──────── INPUT ────────
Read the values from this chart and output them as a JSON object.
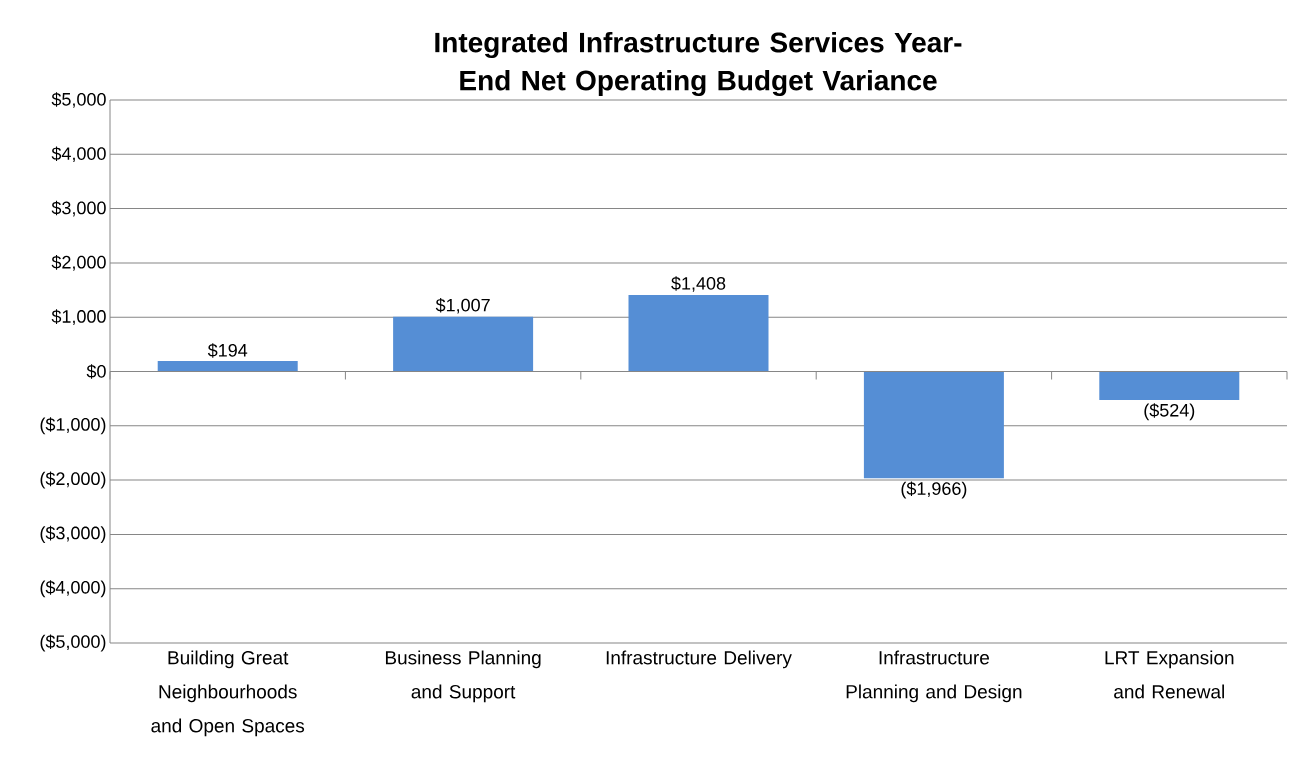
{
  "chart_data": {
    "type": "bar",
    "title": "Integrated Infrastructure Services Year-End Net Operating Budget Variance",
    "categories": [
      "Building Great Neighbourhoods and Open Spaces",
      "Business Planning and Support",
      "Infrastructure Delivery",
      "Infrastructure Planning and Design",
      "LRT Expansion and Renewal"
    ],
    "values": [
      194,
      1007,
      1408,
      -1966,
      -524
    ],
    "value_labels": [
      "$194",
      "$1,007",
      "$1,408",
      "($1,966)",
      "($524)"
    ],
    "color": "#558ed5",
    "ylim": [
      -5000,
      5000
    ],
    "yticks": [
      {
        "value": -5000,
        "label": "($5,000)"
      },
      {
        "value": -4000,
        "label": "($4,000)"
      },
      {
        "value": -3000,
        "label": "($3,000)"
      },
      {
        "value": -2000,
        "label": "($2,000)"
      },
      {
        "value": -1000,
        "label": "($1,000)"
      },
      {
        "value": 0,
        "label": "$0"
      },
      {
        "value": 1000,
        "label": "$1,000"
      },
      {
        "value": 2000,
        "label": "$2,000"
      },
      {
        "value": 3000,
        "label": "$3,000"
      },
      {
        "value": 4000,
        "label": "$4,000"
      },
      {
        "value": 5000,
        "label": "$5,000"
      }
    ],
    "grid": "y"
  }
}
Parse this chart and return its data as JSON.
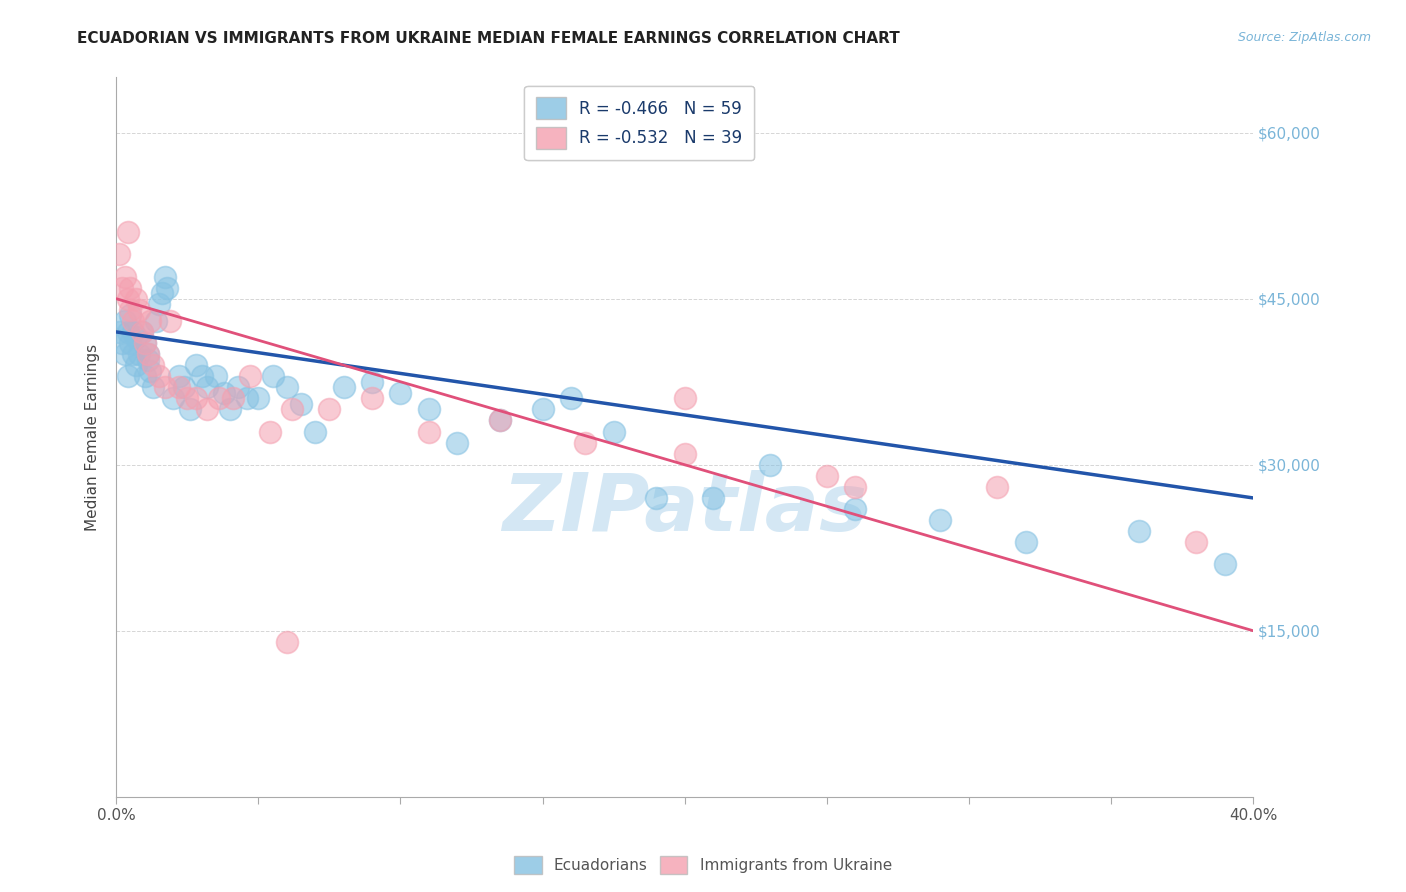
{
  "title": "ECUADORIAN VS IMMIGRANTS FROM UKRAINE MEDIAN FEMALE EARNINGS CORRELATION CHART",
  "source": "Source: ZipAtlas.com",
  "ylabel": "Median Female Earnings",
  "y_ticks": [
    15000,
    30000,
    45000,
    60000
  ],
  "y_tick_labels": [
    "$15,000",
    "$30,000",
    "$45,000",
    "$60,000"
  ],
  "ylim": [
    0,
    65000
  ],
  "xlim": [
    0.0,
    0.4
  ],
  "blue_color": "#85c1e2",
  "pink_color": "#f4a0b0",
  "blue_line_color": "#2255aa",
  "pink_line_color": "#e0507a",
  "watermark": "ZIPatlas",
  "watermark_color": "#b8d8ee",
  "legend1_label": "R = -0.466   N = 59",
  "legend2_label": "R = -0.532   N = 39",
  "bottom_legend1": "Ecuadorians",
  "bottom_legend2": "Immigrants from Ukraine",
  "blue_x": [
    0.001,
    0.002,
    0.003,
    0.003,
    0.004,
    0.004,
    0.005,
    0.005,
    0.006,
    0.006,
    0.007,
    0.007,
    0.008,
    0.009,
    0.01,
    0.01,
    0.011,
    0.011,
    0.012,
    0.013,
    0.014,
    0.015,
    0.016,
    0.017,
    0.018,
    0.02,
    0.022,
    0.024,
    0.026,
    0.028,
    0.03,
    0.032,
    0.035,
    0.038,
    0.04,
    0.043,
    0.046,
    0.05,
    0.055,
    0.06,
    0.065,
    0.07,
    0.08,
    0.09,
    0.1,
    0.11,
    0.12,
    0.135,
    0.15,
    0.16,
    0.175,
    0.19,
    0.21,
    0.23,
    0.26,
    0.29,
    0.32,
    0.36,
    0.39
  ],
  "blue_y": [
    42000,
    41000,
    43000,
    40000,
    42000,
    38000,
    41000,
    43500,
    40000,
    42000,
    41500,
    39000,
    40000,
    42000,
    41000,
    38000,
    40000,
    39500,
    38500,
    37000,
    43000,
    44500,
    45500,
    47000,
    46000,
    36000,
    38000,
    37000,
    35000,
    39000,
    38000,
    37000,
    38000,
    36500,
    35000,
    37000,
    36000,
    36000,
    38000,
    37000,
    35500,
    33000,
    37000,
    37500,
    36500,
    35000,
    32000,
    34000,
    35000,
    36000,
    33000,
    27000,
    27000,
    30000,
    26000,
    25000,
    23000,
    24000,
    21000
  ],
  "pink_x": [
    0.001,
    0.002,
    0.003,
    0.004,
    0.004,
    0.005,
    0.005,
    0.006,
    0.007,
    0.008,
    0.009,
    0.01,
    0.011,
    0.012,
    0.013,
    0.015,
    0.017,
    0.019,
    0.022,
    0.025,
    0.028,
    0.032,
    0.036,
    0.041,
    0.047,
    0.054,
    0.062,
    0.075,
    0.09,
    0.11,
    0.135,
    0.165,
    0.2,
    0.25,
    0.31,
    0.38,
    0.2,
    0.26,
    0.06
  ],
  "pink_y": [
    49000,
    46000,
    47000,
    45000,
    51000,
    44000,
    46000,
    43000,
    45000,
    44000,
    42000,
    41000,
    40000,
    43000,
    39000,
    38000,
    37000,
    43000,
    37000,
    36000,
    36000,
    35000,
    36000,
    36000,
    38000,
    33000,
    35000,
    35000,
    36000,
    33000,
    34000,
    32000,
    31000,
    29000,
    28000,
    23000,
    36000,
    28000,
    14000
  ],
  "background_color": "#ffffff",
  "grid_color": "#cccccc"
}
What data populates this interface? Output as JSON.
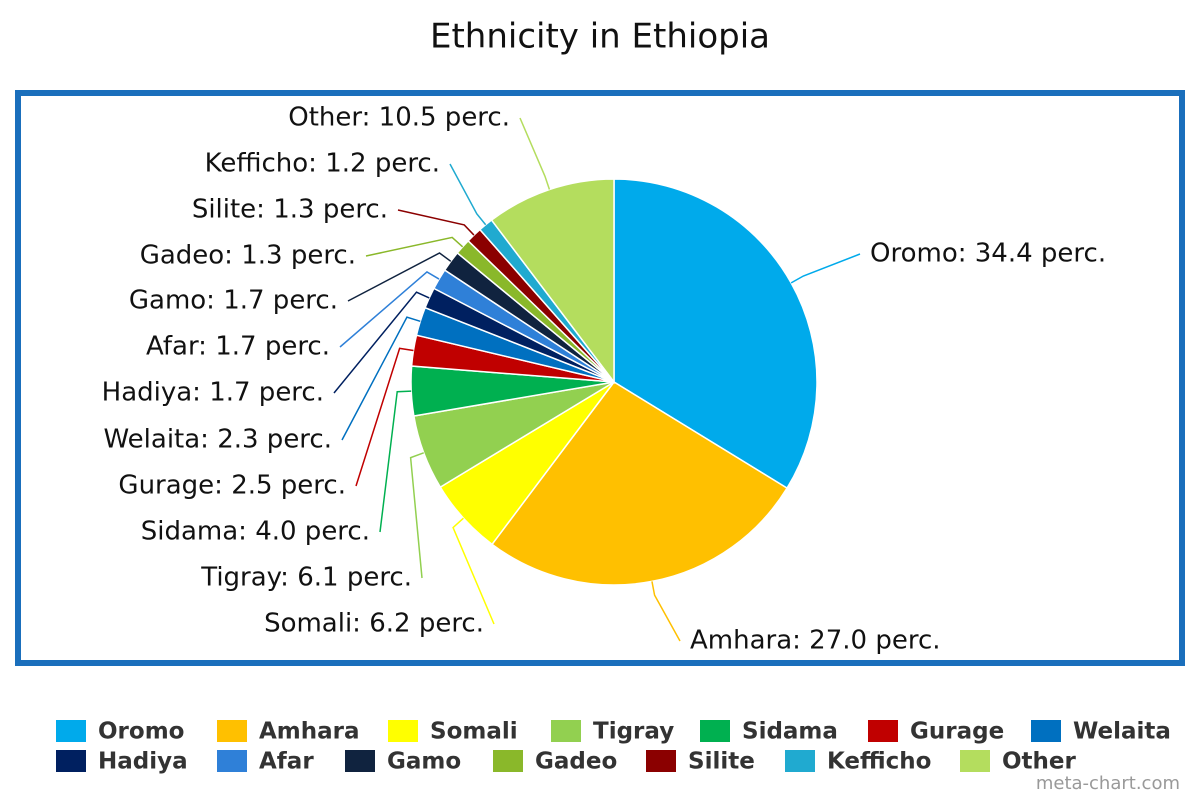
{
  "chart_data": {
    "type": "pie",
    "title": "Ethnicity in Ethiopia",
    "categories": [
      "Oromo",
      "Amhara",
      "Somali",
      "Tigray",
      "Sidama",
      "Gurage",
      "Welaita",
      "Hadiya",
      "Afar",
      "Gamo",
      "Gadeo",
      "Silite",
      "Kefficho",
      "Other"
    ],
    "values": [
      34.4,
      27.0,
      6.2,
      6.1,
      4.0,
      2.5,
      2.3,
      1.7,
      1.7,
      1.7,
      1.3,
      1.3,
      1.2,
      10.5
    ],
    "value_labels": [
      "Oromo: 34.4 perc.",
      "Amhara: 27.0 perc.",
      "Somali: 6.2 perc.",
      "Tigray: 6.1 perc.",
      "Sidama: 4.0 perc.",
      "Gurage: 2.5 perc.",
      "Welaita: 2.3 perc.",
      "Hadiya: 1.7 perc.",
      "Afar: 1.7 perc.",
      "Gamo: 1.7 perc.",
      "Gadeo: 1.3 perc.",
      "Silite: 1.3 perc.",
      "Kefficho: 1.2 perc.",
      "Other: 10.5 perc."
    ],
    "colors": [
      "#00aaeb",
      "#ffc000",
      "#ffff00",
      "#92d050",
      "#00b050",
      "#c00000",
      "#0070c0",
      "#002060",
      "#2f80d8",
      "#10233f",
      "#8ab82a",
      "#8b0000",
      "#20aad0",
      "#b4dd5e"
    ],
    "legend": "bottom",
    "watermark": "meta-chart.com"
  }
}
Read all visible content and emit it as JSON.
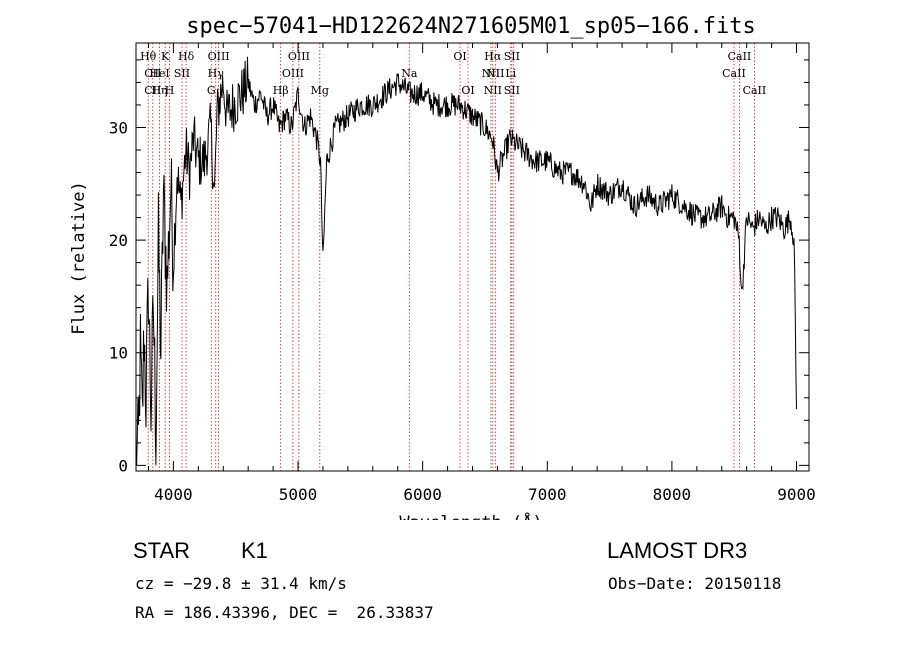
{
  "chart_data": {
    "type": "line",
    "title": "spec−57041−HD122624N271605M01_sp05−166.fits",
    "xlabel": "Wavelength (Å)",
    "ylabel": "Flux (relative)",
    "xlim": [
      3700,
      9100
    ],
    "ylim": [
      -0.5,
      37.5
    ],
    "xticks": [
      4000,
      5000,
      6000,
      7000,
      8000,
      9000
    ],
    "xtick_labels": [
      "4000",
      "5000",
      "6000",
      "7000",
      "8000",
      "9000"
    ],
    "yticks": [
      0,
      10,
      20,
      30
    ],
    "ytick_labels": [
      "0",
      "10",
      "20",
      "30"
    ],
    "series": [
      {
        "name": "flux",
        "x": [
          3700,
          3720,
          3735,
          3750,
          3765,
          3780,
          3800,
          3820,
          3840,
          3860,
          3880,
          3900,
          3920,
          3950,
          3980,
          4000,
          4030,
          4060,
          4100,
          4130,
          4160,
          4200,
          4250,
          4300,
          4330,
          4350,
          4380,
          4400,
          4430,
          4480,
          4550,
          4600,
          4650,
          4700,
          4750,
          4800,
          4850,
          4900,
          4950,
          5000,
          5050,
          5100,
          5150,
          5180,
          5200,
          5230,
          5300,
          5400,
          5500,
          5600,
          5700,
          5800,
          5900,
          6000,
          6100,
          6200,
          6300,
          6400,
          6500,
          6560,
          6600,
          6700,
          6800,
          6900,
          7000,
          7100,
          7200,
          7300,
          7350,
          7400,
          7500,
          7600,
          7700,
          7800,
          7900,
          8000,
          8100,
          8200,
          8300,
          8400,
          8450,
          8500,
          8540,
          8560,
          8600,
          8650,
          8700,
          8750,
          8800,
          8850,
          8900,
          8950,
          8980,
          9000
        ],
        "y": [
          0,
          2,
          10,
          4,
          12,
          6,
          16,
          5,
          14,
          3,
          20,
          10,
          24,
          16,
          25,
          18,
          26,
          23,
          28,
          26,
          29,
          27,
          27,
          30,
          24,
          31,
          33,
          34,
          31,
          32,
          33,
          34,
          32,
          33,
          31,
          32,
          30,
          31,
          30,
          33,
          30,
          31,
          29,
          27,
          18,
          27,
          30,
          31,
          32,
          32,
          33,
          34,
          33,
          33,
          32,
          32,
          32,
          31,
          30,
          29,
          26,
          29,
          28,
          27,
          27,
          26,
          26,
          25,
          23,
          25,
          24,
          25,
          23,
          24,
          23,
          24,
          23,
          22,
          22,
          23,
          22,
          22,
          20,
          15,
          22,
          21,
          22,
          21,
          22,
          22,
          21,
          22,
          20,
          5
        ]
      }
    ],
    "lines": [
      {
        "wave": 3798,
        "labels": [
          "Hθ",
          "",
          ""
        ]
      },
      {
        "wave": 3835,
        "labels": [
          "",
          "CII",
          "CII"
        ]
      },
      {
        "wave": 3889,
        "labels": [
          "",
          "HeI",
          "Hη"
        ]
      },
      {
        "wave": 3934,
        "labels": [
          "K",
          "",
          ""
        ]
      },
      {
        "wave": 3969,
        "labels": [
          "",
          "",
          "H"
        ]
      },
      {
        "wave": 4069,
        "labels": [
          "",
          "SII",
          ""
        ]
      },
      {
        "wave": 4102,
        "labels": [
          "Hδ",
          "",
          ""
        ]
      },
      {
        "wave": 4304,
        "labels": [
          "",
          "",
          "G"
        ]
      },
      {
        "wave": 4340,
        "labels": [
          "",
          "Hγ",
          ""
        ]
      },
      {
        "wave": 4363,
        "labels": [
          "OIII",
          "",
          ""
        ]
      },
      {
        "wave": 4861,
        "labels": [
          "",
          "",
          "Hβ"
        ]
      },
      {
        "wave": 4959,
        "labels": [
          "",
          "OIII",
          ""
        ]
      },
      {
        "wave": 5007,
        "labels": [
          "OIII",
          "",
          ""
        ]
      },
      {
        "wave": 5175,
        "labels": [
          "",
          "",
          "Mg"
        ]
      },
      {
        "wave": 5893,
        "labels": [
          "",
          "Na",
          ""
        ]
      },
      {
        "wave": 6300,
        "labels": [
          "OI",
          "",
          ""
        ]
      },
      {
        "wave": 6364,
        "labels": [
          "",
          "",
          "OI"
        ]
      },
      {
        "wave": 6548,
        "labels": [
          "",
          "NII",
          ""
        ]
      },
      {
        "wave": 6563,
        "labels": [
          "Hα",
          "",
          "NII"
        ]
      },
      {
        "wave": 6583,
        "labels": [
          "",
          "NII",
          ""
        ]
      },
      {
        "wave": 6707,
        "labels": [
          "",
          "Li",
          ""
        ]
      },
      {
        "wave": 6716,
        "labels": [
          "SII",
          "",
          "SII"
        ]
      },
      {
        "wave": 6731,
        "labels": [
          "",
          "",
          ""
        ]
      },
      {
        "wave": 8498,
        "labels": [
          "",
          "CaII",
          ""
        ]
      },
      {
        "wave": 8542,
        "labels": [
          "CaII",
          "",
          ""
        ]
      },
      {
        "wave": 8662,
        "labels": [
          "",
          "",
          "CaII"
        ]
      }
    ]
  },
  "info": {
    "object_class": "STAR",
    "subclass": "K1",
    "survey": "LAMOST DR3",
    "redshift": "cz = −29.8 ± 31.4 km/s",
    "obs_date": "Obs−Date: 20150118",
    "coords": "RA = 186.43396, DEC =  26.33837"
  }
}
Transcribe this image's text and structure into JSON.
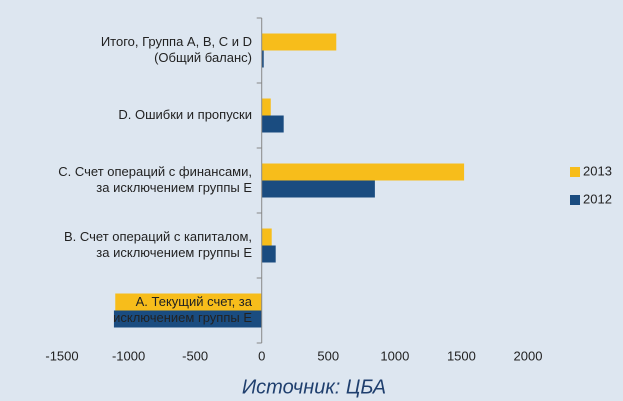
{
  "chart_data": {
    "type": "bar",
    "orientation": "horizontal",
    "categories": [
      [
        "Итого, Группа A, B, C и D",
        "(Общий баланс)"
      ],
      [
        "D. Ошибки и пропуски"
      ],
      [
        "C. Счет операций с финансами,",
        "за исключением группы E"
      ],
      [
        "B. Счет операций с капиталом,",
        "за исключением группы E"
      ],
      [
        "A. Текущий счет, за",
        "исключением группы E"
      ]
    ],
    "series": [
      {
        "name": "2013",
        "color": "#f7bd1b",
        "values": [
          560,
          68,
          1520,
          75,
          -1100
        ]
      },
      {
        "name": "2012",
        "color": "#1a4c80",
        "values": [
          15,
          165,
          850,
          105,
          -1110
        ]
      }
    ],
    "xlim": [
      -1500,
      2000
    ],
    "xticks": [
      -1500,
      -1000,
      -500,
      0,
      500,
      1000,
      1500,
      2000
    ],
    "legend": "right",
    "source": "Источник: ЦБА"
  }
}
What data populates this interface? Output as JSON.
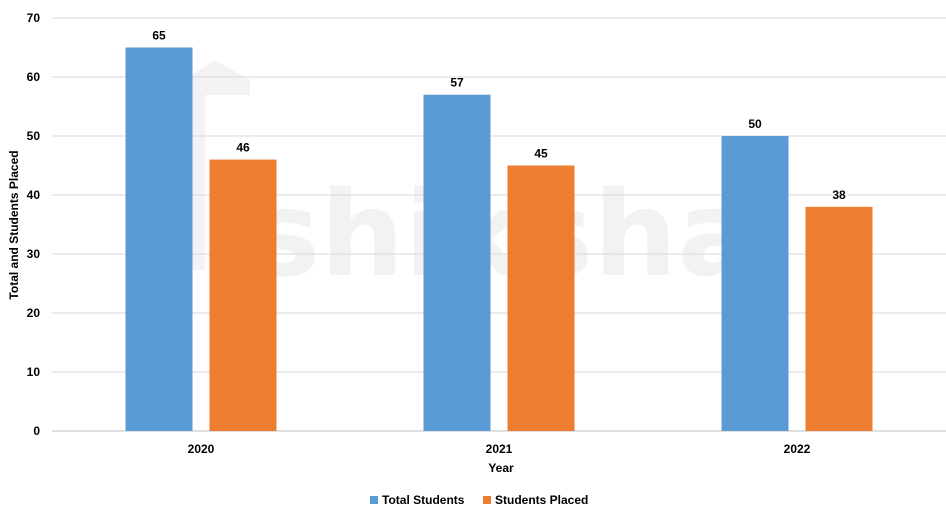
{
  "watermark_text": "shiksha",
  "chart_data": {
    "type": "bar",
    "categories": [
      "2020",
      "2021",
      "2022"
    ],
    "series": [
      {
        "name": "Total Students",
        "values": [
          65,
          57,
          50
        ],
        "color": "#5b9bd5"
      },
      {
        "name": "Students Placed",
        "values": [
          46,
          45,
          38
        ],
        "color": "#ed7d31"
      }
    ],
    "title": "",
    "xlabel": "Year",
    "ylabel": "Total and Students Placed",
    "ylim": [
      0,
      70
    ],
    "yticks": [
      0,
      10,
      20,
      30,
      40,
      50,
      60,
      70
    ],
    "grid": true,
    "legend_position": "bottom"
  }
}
────────
§ **STATED TASK**:
Copy every line of the listing where the word "ylabel" appears.

§ **ANSWER IN FULL**:
  "ylabel": "Median Female Earnings",
    "ylabel": "Flux (relative)",
    "ylabel": "Total and Students Placed",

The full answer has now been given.